# TASK PROMPT:
Gather up the lines that contain "right".

(Dataset items)
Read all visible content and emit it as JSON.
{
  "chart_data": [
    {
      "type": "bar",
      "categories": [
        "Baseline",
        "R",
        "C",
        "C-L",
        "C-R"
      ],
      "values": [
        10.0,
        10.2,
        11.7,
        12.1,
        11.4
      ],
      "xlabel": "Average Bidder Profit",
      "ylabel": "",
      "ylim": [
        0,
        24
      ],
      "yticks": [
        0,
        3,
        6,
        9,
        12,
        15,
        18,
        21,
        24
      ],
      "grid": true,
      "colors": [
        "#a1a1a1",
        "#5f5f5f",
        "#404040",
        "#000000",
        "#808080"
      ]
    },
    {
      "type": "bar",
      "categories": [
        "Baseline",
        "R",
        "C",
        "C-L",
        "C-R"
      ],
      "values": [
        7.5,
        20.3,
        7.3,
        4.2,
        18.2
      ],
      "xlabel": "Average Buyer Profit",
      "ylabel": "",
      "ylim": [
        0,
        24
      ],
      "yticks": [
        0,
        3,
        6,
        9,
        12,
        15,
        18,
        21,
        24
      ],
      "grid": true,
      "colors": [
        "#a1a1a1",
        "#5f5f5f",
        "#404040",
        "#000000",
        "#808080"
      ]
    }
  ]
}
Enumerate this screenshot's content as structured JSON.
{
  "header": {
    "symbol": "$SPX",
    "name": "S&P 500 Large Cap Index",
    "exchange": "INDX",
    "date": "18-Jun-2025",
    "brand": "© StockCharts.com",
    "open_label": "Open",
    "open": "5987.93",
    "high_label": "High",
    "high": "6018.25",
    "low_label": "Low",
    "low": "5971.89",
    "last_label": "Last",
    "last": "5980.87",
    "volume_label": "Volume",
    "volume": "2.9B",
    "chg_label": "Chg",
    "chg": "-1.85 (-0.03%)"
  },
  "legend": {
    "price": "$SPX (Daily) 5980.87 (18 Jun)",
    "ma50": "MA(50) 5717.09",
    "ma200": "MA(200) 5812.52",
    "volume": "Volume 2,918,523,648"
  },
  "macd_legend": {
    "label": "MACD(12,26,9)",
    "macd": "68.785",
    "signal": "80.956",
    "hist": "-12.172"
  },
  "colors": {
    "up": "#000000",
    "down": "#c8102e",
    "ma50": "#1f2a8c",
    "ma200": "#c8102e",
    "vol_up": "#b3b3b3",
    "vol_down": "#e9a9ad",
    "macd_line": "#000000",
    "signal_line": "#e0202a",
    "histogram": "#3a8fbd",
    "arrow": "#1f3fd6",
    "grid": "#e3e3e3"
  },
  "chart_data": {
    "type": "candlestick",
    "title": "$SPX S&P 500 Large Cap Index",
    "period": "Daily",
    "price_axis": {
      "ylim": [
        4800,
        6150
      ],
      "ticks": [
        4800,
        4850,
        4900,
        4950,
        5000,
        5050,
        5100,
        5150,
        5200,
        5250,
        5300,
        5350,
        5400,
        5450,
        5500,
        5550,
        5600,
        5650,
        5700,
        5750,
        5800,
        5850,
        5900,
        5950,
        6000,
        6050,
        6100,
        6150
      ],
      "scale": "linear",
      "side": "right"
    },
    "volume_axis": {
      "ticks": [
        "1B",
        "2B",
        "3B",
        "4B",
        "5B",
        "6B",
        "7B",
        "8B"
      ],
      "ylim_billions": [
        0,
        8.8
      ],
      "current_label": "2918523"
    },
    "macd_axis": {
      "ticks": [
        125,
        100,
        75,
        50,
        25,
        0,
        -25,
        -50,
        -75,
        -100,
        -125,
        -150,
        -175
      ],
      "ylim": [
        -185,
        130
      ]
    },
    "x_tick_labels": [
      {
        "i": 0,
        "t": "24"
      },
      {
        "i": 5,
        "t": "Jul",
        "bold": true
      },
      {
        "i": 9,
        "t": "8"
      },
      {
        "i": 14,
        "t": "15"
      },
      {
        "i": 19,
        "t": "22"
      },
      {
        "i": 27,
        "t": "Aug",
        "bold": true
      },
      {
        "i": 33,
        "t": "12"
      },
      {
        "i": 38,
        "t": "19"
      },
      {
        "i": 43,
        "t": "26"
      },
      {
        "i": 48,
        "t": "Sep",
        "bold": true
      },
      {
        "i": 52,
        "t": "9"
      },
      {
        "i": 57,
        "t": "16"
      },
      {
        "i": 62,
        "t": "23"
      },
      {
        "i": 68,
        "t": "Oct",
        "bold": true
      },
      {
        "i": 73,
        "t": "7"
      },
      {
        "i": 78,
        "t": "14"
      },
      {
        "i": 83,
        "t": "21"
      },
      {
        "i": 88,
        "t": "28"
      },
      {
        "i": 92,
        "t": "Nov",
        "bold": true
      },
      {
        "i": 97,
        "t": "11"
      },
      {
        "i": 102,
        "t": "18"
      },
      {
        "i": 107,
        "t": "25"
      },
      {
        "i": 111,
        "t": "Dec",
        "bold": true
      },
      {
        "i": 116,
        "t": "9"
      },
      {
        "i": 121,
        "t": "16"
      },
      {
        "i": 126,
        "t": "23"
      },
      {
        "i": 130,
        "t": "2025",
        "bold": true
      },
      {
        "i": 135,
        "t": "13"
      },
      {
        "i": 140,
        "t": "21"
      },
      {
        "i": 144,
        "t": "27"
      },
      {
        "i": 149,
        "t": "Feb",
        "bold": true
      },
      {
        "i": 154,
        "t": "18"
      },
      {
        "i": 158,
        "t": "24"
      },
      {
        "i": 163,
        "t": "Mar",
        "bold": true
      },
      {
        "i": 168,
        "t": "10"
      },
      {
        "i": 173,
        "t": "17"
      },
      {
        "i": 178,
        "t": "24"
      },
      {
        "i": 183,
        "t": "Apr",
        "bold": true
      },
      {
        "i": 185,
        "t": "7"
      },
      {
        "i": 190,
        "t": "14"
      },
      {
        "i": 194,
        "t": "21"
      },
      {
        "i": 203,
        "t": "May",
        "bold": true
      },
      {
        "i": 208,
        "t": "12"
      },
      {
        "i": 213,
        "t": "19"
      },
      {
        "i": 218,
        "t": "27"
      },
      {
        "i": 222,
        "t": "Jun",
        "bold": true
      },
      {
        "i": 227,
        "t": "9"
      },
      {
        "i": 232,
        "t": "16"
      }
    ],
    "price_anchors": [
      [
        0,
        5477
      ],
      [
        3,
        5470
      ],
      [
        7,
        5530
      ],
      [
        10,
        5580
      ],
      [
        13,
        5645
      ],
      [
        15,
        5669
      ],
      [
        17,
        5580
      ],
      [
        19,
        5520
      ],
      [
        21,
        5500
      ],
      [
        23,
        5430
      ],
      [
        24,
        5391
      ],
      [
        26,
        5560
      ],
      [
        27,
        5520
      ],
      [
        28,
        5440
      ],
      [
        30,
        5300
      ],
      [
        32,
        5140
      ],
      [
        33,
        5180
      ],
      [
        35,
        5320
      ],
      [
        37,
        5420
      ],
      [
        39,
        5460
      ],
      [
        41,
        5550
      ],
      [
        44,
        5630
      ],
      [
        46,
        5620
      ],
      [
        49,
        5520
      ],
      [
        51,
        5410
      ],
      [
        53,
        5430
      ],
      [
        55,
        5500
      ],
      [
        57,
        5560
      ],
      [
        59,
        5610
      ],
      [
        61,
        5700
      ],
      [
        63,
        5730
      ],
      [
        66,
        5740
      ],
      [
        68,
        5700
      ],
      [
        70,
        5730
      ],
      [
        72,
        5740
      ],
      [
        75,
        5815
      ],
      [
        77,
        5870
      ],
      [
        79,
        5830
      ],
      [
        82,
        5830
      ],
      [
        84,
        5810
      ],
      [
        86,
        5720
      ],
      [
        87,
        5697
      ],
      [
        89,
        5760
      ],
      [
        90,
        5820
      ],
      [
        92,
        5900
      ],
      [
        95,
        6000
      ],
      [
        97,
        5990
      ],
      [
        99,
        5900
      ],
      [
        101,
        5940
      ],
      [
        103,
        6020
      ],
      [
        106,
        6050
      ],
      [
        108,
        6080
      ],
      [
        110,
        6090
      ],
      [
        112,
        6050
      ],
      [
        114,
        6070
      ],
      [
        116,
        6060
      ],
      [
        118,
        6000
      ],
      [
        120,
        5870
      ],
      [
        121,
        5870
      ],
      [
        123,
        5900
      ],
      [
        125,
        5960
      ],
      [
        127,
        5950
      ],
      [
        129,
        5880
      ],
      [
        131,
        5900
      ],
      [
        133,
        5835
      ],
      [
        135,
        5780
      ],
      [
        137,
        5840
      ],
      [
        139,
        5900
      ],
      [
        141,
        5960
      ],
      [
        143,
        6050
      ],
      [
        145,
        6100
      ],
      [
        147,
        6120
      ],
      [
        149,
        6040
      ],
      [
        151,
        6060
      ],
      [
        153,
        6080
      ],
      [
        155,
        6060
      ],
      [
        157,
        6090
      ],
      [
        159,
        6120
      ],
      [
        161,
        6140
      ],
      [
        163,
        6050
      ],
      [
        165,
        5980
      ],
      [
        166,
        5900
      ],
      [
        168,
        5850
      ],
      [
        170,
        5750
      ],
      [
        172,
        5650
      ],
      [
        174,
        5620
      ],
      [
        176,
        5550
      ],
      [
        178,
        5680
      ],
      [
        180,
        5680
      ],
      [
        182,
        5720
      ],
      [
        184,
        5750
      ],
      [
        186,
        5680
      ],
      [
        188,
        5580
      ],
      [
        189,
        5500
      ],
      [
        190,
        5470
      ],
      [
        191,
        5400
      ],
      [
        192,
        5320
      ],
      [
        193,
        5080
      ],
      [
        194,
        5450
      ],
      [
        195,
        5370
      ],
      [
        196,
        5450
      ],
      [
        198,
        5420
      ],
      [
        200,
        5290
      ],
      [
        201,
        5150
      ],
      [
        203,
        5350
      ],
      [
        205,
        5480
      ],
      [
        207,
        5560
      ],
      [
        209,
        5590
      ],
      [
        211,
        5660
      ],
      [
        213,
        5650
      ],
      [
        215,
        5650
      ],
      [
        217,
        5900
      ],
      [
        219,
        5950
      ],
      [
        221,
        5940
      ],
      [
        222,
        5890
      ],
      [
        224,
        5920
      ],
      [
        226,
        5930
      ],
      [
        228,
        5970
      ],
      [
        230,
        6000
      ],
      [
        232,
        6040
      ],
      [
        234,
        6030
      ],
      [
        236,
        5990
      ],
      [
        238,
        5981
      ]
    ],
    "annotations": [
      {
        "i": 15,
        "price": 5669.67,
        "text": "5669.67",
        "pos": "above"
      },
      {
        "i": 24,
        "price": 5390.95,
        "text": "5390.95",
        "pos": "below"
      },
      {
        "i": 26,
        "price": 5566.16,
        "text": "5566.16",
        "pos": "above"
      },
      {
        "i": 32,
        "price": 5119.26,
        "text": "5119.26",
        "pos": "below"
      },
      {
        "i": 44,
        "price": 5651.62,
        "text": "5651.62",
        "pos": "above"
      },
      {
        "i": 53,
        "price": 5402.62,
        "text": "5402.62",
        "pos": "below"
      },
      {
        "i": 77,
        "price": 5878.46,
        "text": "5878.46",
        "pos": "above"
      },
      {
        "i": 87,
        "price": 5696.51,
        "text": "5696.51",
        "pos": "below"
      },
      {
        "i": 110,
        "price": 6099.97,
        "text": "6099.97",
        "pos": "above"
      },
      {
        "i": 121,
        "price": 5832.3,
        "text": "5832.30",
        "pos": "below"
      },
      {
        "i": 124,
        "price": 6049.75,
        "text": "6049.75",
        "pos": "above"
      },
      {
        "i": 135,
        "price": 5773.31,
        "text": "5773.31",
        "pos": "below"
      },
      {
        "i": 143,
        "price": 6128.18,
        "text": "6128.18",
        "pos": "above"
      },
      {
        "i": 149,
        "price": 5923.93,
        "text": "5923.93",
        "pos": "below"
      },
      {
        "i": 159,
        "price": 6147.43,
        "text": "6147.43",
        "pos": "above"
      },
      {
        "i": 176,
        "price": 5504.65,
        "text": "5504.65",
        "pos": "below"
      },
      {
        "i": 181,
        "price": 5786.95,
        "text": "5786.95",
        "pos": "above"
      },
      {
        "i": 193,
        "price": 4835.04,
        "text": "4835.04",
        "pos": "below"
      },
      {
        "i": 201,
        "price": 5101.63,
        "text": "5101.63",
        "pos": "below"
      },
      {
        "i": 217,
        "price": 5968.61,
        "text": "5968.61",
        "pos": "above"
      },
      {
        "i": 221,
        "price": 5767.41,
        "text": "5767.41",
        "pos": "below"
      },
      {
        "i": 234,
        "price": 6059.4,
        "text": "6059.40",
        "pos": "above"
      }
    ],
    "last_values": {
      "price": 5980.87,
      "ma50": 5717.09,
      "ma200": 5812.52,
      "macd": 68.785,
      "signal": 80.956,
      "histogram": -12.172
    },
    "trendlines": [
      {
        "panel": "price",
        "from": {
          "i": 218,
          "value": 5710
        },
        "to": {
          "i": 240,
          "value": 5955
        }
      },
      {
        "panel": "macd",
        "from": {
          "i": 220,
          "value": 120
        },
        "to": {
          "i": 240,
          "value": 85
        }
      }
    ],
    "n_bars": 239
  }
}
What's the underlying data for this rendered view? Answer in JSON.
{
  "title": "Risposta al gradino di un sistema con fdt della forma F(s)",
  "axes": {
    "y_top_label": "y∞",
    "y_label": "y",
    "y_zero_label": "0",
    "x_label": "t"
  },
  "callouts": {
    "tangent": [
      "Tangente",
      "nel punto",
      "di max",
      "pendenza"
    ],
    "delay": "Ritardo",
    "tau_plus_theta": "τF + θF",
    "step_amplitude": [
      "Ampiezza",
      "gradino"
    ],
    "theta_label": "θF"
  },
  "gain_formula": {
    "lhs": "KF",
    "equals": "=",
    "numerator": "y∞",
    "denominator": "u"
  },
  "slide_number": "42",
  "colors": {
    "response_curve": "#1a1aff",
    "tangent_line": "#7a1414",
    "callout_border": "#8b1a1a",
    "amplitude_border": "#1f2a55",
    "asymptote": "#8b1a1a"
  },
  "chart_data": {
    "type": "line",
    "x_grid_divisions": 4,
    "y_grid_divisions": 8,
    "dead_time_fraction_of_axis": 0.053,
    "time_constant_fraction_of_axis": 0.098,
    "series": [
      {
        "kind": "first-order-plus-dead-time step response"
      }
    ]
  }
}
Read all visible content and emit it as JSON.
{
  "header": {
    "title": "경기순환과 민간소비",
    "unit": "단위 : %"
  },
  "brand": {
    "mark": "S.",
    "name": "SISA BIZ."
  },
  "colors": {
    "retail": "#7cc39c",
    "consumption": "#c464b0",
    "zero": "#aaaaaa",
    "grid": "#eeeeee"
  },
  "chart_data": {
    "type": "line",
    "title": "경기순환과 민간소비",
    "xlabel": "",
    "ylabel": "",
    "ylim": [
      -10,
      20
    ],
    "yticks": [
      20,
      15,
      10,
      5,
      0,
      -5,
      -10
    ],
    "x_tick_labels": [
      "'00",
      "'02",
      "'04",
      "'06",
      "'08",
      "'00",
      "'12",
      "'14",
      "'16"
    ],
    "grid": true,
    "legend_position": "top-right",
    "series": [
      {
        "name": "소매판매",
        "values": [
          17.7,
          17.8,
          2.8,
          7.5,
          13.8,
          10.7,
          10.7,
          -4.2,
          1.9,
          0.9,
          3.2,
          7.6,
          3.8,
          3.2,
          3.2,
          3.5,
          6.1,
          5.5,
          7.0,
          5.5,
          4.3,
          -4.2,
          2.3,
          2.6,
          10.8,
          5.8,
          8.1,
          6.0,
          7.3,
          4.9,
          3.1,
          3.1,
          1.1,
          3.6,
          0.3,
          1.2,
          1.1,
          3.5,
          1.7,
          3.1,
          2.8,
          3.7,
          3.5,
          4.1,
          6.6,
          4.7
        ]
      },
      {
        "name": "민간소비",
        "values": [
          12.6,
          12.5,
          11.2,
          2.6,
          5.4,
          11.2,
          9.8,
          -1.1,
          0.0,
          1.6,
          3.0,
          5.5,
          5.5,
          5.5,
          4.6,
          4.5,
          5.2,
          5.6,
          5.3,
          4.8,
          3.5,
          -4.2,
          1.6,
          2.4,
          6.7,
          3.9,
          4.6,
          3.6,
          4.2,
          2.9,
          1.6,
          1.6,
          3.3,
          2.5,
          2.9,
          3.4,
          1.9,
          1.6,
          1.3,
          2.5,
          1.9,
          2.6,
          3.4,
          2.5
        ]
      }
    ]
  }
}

# SOLUTION FOR THIS EXERCISE:
      "side": "right"
    "legend_position": "top-right",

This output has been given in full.